Directive: Search the listing for the string "LNPs" and copy every line that contains it.

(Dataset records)
+---+
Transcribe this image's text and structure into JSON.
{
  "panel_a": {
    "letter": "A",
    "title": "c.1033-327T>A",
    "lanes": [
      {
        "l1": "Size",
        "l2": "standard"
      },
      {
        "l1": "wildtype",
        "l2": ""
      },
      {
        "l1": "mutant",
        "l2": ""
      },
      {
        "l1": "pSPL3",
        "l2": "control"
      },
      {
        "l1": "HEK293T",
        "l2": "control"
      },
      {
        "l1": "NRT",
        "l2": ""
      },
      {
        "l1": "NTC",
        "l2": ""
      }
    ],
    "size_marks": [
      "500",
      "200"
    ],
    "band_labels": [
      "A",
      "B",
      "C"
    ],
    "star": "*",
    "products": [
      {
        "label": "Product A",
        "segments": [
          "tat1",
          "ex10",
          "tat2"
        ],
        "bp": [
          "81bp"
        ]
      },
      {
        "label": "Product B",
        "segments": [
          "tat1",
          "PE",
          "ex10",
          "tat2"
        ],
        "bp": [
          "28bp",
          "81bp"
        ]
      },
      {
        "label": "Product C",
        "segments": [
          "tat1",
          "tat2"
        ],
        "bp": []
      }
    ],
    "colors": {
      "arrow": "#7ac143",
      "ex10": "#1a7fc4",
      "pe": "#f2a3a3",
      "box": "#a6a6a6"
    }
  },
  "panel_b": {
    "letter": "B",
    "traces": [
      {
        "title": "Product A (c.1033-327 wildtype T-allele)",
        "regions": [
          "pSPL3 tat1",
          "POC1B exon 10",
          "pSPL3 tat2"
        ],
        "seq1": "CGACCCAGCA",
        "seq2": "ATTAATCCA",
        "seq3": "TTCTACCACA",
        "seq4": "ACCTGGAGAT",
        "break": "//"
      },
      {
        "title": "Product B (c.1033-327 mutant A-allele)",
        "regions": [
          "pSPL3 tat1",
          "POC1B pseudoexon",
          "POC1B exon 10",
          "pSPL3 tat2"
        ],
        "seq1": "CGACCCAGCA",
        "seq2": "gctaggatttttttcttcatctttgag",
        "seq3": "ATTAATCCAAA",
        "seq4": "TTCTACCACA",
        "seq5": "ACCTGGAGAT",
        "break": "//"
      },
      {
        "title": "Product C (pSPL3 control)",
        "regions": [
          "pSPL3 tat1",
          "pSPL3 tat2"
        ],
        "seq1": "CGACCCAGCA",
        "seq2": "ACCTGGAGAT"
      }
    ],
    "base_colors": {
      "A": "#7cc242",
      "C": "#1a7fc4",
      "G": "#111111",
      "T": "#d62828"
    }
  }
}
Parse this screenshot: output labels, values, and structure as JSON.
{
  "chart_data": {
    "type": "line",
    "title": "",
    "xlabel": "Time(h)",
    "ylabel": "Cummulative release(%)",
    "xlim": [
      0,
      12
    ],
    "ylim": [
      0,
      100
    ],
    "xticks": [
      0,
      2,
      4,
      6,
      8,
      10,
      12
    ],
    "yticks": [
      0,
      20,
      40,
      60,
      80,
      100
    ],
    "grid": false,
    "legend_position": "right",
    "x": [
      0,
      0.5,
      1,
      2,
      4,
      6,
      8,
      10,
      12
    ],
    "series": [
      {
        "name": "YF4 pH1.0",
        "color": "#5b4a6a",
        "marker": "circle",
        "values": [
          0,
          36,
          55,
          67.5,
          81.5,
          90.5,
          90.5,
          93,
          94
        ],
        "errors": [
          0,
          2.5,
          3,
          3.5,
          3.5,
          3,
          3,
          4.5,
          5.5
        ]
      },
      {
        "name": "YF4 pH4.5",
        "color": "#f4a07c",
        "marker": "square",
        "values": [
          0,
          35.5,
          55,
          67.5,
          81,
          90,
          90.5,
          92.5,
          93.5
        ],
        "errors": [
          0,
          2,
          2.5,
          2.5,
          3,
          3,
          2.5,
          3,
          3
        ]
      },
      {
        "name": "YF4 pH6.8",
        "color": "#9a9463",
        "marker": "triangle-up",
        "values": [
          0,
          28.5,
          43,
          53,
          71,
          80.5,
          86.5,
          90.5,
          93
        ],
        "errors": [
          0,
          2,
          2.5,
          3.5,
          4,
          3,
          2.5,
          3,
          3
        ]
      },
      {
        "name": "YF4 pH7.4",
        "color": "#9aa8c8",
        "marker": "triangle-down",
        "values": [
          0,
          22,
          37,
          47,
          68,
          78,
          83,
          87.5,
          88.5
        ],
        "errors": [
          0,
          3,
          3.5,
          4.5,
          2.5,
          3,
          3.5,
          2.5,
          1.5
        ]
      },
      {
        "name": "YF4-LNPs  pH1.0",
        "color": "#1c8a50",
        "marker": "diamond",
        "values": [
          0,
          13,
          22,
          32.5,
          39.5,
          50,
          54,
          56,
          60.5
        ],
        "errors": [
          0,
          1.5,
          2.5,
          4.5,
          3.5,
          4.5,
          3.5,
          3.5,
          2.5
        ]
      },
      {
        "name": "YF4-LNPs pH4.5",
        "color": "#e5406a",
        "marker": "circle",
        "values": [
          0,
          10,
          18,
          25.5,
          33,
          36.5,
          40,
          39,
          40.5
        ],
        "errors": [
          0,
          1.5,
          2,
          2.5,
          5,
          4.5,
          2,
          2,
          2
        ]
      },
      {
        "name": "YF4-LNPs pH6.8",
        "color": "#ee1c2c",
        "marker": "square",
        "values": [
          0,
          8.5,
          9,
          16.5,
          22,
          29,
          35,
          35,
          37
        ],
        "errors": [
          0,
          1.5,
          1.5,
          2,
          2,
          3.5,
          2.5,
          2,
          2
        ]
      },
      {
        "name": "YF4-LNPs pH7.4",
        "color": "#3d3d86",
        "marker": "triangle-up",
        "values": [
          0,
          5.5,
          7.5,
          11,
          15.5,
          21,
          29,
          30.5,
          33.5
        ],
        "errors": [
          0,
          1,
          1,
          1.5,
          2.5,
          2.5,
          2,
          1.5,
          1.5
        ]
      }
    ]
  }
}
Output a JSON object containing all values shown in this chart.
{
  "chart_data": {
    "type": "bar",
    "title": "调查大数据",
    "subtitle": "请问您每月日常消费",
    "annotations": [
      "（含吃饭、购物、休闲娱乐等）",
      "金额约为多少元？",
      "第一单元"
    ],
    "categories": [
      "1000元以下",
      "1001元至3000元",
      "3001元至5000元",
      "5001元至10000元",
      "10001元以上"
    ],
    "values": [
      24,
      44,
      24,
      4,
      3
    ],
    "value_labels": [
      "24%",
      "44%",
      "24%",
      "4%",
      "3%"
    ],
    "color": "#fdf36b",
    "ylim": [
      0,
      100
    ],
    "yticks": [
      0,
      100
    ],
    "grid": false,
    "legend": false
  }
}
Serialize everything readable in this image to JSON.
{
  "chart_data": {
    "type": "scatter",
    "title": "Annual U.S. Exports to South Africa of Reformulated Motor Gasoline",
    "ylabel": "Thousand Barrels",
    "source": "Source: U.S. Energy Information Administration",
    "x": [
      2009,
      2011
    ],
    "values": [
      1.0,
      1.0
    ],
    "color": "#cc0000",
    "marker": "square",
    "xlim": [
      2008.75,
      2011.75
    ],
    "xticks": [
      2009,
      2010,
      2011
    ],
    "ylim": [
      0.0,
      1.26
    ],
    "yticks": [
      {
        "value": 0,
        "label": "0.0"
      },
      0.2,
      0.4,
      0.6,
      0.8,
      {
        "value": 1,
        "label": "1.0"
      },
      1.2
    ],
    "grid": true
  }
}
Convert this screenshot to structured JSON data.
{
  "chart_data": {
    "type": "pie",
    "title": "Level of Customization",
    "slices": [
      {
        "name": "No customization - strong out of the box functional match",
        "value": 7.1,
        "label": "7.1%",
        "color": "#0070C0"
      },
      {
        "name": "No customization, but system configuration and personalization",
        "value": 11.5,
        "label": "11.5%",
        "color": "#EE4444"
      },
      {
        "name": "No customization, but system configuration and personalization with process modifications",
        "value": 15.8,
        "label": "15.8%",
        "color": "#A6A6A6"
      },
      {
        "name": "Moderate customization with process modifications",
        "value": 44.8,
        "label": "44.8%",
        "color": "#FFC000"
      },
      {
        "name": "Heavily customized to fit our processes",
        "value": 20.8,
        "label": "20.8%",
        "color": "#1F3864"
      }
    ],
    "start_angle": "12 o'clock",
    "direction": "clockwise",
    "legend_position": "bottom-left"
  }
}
+---+
Task solution:
        "name": "YF4-LNPs  pH1.0",
        "name": "YF4-LNPs pH4.5",
        "name": "YF4-LNPs pH6.8",
        "name": "YF4-LNPs pH7.4",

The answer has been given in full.